Copy each line in the data that includes the word "document".

□ □ □ □ □ □ □

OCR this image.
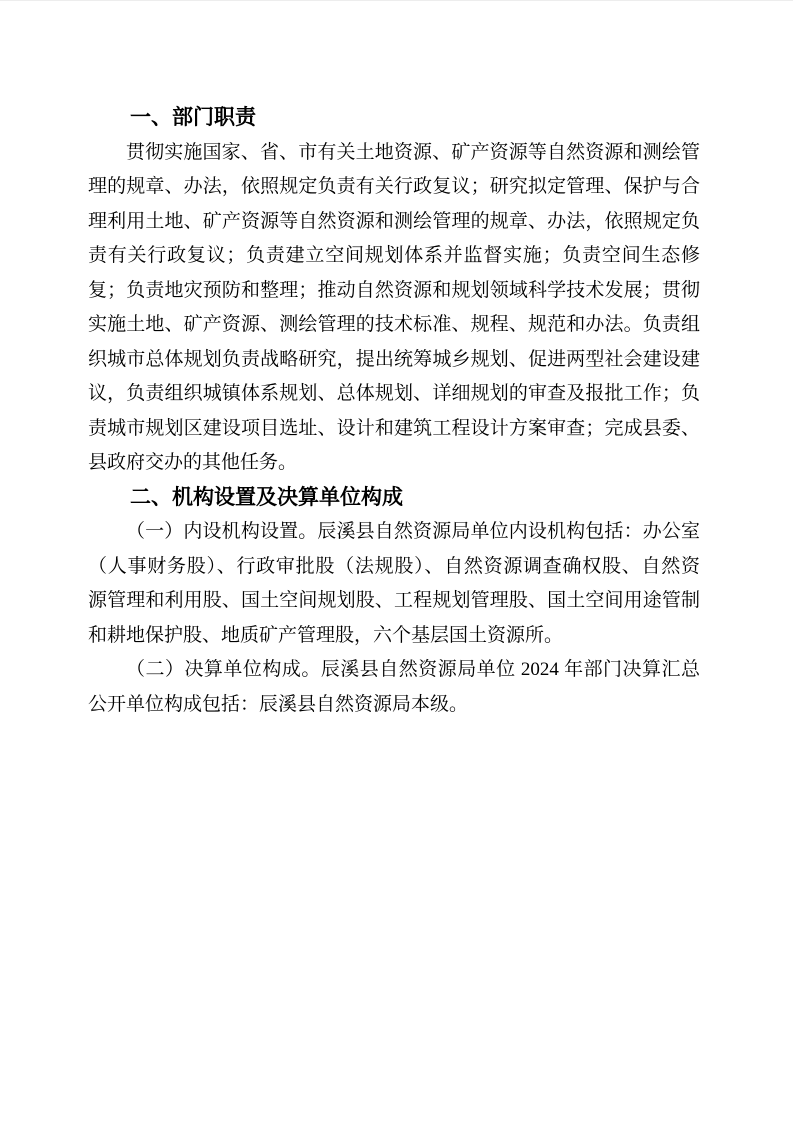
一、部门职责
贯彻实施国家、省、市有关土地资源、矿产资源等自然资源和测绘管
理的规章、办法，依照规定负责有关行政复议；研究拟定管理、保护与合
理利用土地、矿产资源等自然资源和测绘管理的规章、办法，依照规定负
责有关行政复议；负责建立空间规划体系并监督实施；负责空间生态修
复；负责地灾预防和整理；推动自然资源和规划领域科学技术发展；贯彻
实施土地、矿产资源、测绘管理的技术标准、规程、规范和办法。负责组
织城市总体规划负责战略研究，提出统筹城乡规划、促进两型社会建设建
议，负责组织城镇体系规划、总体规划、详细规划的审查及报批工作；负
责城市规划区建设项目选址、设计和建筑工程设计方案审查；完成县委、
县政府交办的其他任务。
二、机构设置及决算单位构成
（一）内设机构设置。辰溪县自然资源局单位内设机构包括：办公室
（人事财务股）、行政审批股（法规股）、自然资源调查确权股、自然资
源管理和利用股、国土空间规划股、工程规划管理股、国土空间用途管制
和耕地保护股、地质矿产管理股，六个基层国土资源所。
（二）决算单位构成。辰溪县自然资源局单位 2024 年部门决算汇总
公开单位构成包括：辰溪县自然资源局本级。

□ □ □ □ □ □ □

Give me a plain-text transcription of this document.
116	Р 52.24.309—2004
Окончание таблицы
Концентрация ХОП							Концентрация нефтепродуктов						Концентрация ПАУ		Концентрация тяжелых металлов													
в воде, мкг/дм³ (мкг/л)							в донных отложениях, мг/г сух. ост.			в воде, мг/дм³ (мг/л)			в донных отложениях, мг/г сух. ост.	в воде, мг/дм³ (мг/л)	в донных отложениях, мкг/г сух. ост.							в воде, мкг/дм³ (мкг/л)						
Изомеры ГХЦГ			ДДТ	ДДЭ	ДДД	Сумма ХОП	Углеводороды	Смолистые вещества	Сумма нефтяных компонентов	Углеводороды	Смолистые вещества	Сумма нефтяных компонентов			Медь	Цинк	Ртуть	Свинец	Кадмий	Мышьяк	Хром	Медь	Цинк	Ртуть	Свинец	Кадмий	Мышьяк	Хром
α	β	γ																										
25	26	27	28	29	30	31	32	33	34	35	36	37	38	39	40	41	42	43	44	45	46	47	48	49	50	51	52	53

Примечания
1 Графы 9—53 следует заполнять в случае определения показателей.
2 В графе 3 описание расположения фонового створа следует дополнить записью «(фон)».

□ □ □ □ □ □ □

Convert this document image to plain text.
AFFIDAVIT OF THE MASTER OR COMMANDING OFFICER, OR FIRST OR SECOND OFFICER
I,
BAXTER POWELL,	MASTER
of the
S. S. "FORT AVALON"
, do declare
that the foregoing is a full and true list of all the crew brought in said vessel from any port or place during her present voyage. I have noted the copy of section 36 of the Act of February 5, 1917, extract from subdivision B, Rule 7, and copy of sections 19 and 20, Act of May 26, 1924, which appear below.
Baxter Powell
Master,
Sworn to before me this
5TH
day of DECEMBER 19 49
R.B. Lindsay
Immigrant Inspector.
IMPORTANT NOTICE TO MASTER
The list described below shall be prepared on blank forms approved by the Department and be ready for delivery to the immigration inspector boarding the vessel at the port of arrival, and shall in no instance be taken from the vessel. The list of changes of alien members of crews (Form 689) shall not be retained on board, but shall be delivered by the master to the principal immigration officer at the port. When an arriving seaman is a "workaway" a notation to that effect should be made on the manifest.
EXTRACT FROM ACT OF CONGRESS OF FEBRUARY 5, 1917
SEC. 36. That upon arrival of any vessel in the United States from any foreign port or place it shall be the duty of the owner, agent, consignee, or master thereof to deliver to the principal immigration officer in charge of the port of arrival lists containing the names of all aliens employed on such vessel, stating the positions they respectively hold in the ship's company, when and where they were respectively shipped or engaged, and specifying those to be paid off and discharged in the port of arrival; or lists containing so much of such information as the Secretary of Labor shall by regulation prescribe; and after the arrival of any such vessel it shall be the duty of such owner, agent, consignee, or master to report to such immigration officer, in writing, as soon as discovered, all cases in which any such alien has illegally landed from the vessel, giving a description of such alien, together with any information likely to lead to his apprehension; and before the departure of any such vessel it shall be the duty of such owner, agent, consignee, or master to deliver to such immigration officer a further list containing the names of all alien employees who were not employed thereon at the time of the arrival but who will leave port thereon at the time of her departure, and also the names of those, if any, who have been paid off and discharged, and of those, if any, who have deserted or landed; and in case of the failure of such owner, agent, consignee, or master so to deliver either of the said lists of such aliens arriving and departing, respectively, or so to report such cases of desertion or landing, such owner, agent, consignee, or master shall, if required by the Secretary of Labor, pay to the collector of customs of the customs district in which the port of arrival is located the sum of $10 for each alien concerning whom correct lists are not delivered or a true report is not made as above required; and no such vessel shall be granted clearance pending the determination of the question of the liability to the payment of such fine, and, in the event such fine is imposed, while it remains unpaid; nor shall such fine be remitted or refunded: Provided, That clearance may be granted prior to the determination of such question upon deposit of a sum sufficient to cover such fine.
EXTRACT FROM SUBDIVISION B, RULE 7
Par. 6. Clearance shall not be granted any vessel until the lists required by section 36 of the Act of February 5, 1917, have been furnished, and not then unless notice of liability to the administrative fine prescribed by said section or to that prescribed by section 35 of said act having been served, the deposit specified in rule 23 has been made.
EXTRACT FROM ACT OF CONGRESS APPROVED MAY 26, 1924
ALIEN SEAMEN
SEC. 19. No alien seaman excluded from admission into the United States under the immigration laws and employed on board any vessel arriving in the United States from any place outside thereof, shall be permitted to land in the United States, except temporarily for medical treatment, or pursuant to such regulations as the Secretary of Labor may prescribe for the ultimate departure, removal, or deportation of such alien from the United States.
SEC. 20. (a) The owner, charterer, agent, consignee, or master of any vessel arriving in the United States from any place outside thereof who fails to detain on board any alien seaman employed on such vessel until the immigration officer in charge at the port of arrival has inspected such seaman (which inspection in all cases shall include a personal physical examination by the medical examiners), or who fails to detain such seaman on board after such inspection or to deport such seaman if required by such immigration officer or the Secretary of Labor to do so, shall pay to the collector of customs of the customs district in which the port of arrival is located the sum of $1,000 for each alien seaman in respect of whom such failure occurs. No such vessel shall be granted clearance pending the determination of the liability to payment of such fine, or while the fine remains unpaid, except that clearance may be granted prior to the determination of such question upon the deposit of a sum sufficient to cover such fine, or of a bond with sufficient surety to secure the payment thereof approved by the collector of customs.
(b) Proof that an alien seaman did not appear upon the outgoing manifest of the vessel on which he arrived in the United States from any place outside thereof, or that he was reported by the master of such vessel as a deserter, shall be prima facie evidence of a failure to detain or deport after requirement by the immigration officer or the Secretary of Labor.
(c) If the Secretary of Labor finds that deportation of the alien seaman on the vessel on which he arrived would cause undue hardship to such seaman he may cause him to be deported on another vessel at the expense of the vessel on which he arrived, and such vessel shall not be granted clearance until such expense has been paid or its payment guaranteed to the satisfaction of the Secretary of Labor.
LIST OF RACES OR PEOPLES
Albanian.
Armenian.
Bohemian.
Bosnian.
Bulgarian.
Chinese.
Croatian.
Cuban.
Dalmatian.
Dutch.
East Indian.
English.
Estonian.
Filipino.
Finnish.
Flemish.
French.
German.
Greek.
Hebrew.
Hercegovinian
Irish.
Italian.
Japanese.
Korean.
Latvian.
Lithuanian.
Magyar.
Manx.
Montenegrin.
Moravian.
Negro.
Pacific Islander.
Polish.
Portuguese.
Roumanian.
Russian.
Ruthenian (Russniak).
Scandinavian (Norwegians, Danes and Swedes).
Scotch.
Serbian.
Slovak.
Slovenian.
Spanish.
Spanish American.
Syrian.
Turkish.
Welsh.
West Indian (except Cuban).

□ □ □ □ □ □ □

[Response below]
Give me a plain-text transcription of this document.
Convert this document image to plain text.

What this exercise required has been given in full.